PROBLEM STATEMENT: Work out how many lines of the records contain "pressure". Answer with the number and nothing else.

__________

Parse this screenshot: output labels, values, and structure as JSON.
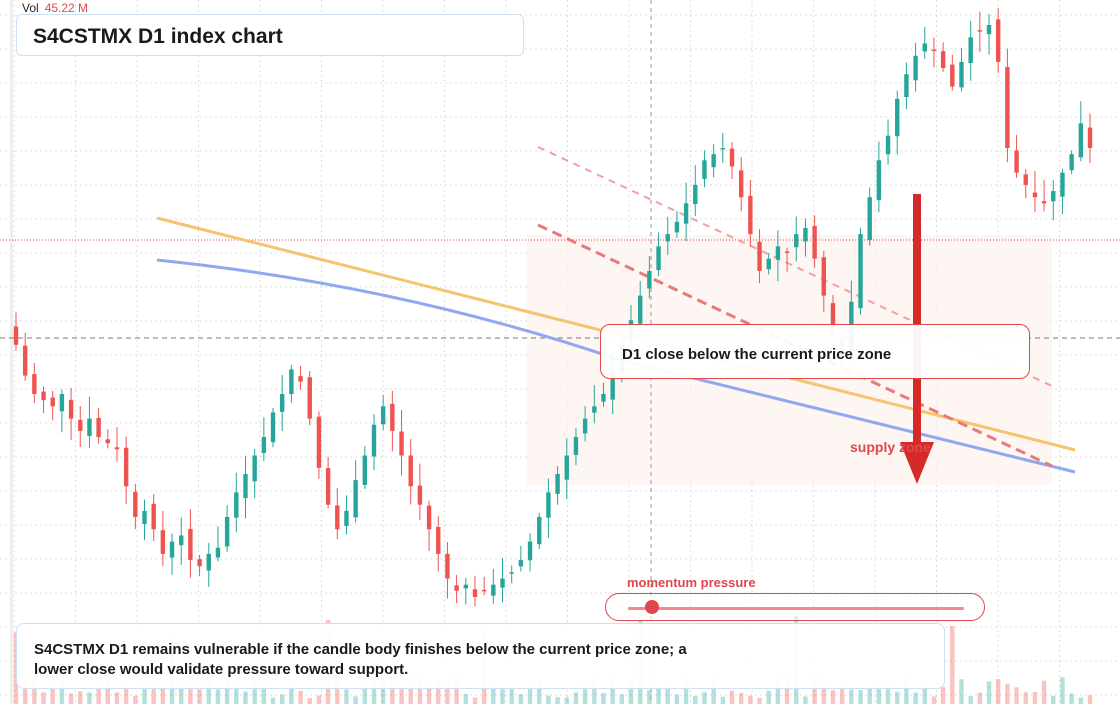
{
  "header": {
    "vol_label": "Vol",
    "vol_value": "45.22 M"
  },
  "title": "S4CSTMX D1 index chart",
  "callout": {
    "text": "D1 close below the current price zone"
  },
  "zone_label": "supply zone",
  "momentum": {
    "label": "momentum pressure",
    "value": 0.07
  },
  "footer": {
    "text": "S4CSTMX D1 remains vulnerable if the candle body finishes below the current price zone; a lower close would validate pressure toward support."
  },
  "colors": {
    "up": "#26a69a",
    "down": "#ef5350",
    "accent": "#e0474c",
    "orange_ma": "#f5c56b",
    "blue_ma": "#8fa8f0",
    "grid": "#dcdcdc"
  },
  "chart_data": {
    "type": "candlestick",
    "title": "S4CSTMX D1 index chart",
    "timeframe": "D1",
    "volume_last": "45.22 M",
    "x": "bar index (no axis labels visible)",
    "ylim": [
      0,
      100
    ],
    "current_price_level": 78.5,
    "crosshair_level": 64.5,
    "supply_zone": [
      44,
      85
    ],
    "candles_approx_close": [
      48,
      43,
      40,
      39,
      38,
      40,
      36,
      34,
      36,
      33,
      32,
      31,
      25,
      20,
      21,
      18,
      14,
      16,
      17,
      13,
      12,
      14,
      15,
      20,
      24,
      27,
      30,
      33,
      37,
      40,
      44,
      42,
      36,
      28,
      22,
      18,
      21,
      26,
      30,
      35,
      38,
      34,
      30,
      25,
      22,
      18,
      14,
      10,
      8,
      9,
      7,
      8,
      9,
      10,
      11,
      13,
      16,
      20,
      24,
      27,
      30,
      33,
      36,
      38,
      40,
      44,
      48,
      52,
      56,
      60,
      64,
      66,
      68,
      71,
      74,
      78,
      79,
      80,
      77,
      72,
      66,
      60,
      62,
      64,
      63,
      66,
      67,
      62,
      56,
      50,
      46,
      55,
      66,
      72,
      78,
      82,
      88,
      92,
      95,
      97,
      96,
      93,
      90,
      94,
      98,
      99,
      100,
      94,
      80,
      76,
      74,
      72,
      71,
      73,
      76,
      79,
      84,
      80
    ]
  }
}
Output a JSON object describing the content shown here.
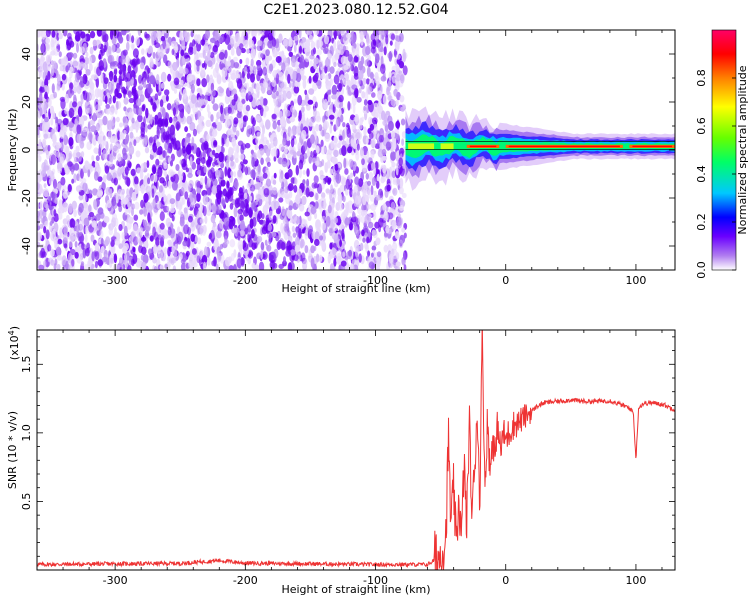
{
  "title": "C2E1.2023.080.12.52.G04",
  "colors": {
    "snr_line": "#ee3333",
    "spectrogram_dots": "#7a1cf0",
    "colorbar_stops": [
      "#ffffff",
      "#b07cf0",
      "#6a00ff",
      "#0000ff",
      "#00c8ff",
      "#00ff66",
      "#66ff00",
      "#ffff00",
      "#ff8000",
      "#ff0000",
      "#ff0066"
    ]
  },
  "chart_data": [
    {
      "type": "heatmap",
      "xlabel": "Height of straight line (km)",
      "ylabel": "Frequency (Hz)",
      "xlim": [
        -360,
        130
      ],
      "ylim": [
        -50,
        50
      ],
      "x_ticks": [
        -300,
        -200,
        -100,
        0,
        100
      ],
      "y_ticks": [
        -40,
        -20,
        0,
        20,
        40
      ],
      "noise_region_x": [
        -360,
        -77
      ],
      "noise_amplitude_range": [
        0.0,
        0.3
      ],
      "signal_band": {
        "x_range": [
          -77,
          130
        ],
        "frequency_center_hz": 1.5,
        "band_halfwidth_hz": [
          6,
          2
        ],
        "peak_amplitude": 0.9
      },
      "colorbar": {
        "label": "Normalized spectral amplitude",
        "range": [
          0,
          1
        ],
        "ticks": [
          "0.0",
          "0.2",
          "0.4",
          "0.6",
          "0.8"
        ]
      }
    },
    {
      "type": "line",
      "xlabel": "Height of straight line (km)",
      "ylabel": "SNR (10 * v/v)",
      "y_multiplier_label": "(x10",
      "y_multiplier_exp": "4",
      "xlim": [
        -360,
        130
      ],
      "ylim": [
        0,
        17500
      ],
      "x_ticks": [
        -300,
        -200,
        -100,
        0,
        100
      ],
      "y_ticks": [
        "0.5",
        "1.0",
        "1.5"
      ],
      "series": [
        {
          "x": [
            -360,
            -300,
            -250,
            -220,
            -200,
            -150,
            -100,
            -60,
            -50,
            -46,
            -44,
            -42,
            -40,
            -38,
            -36,
            -34,
            -32,
            -30,
            -28,
            -26,
            -24,
            -22,
            -20,
            -18,
            -16,
            -14,
            -12,
            -10,
            -8,
            -6,
            -4,
            -2,
            0,
            5,
            10,
            15,
            20,
            25,
            30,
            40,
            50,
            60,
            70,
            80,
            90,
            95,
            98,
            100,
            102,
            105,
            110,
            120,
            130
          ],
          "y": [
            400,
            450,
            480,
            700,
            500,
            450,
            400,
            400,
            1000,
            2500,
            9500,
            3000,
            6000,
            1500,
            5500,
            2000,
            8000,
            3000,
            11000,
            4000,
            7000,
            12000,
            5000,
            17500,
            6000,
            11000,
            7000,
            10000,
            8000,
            11000,
            8500,
            10000,
            9500,
            10500,
            10800,
            11200,
            11600,
            12000,
            12200,
            12300,
            12400,
            12300,
            12300,
            12350,
            12000,
            11800,
            11500,
            8000,
            11800,
            12100,
            12200,
            12100,
            11700
          ]
        }
      ]
    }
  ]
}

__________

REPLY: 2